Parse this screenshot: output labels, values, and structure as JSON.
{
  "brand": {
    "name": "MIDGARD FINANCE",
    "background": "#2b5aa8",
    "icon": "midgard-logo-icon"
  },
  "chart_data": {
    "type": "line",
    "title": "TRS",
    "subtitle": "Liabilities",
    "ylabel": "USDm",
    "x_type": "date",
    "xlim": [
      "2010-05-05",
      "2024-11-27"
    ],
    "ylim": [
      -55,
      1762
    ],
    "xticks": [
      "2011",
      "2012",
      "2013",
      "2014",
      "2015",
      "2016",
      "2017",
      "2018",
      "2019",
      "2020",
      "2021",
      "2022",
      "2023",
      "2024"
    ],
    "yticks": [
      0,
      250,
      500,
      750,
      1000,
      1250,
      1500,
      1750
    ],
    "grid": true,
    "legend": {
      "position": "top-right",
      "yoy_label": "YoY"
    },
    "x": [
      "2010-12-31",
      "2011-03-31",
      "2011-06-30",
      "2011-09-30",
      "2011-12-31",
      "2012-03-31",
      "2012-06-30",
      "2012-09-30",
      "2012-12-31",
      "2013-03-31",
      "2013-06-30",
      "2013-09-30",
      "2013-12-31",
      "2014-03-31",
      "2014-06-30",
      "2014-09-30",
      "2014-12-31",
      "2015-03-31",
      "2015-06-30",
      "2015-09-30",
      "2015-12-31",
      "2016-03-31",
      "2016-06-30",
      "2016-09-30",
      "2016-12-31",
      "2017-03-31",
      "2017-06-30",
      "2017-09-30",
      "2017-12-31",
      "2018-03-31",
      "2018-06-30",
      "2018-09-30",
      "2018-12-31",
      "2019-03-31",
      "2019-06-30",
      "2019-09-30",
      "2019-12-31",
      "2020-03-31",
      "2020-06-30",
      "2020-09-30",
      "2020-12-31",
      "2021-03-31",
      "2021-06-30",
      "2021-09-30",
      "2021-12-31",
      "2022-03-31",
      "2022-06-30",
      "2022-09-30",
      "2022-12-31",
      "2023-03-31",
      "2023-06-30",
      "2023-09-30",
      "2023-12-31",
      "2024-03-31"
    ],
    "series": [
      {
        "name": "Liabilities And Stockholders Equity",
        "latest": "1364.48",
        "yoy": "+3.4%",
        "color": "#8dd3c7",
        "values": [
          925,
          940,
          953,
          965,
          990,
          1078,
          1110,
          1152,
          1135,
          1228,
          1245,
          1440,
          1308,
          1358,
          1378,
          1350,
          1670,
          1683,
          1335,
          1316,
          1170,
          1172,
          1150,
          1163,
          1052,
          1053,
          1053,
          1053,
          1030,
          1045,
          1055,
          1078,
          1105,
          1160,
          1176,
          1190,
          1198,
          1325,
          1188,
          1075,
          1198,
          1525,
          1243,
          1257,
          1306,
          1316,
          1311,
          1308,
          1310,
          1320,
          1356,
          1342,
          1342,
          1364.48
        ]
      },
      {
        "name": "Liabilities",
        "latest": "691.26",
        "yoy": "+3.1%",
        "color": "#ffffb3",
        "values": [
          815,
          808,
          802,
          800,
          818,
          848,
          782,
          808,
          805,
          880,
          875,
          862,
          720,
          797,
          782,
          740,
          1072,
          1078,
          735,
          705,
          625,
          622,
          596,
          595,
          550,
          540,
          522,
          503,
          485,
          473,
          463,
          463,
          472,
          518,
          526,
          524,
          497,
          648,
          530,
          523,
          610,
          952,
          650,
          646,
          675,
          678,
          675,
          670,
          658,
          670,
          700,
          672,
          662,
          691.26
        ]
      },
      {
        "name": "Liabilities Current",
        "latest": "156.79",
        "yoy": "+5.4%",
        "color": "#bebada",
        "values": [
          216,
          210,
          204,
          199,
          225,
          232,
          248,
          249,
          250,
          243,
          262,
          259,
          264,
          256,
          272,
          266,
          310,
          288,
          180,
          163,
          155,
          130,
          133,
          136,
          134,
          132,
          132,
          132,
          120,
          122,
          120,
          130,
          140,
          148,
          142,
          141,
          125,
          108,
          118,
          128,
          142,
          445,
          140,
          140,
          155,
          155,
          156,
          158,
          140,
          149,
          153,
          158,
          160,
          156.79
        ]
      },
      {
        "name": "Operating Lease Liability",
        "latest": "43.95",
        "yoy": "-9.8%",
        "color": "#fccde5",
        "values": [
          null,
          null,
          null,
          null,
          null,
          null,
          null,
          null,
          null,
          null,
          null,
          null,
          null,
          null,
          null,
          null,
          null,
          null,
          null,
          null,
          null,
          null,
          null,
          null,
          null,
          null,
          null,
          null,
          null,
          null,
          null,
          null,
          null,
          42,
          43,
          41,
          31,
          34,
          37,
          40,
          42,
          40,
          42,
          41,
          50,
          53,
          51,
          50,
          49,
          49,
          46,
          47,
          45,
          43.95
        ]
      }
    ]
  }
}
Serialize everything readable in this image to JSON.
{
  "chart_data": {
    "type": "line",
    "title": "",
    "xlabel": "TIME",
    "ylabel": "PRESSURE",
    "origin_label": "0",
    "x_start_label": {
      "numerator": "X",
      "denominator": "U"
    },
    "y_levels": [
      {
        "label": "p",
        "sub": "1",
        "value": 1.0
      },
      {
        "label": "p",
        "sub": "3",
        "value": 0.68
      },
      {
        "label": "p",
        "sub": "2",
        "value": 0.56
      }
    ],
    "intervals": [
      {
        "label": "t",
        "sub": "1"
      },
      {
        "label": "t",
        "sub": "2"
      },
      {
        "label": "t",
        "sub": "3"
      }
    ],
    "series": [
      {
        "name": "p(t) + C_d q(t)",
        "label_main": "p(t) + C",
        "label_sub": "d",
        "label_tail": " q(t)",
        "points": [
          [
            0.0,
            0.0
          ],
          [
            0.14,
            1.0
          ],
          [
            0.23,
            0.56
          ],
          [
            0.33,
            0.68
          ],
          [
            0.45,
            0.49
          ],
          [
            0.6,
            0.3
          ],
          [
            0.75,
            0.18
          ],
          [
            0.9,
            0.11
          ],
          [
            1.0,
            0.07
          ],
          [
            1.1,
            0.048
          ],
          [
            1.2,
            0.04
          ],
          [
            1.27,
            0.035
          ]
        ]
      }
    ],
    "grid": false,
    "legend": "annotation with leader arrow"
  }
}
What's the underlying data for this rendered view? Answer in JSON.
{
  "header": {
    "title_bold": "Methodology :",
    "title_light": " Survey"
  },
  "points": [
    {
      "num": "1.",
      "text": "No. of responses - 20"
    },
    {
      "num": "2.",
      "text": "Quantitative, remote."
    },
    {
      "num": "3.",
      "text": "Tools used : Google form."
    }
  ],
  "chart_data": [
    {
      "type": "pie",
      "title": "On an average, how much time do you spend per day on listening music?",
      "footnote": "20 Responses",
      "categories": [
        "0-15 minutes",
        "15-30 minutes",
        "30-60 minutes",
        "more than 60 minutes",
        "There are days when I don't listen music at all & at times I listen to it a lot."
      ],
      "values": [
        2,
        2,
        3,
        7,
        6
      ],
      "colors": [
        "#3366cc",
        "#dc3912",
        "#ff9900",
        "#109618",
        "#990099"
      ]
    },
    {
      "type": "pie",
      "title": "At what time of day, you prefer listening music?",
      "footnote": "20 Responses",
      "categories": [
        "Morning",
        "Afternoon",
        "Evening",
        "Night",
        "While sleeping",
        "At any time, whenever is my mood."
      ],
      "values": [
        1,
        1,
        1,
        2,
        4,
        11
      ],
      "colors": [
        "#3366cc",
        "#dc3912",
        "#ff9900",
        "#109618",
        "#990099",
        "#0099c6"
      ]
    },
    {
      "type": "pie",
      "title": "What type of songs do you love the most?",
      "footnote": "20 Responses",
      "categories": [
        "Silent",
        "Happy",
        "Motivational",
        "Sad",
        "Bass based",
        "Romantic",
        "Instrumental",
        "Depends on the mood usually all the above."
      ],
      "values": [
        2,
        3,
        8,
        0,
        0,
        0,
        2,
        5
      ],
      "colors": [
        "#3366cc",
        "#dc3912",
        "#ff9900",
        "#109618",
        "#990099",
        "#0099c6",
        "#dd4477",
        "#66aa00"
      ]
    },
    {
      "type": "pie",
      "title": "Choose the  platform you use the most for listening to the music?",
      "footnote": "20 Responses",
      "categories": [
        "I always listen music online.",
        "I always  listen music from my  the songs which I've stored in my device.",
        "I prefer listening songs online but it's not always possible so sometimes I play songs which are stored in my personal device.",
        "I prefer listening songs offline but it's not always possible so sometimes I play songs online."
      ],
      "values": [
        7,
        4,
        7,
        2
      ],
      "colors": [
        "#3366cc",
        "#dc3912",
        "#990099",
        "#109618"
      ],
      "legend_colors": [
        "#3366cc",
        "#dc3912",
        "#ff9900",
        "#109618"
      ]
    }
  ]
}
◇ ◇ ◇
Go through the lines above. Select every one that has the string "name".

    "name": "MIDGARD FINANCE",
        "name": "Liabilities And Stockholders Equity",
        "name": "Liabilities",
        "name": "Liabilities Current",
        "name": "Operating Lease Liability",
        "name": "p(t) + C_d q(t)",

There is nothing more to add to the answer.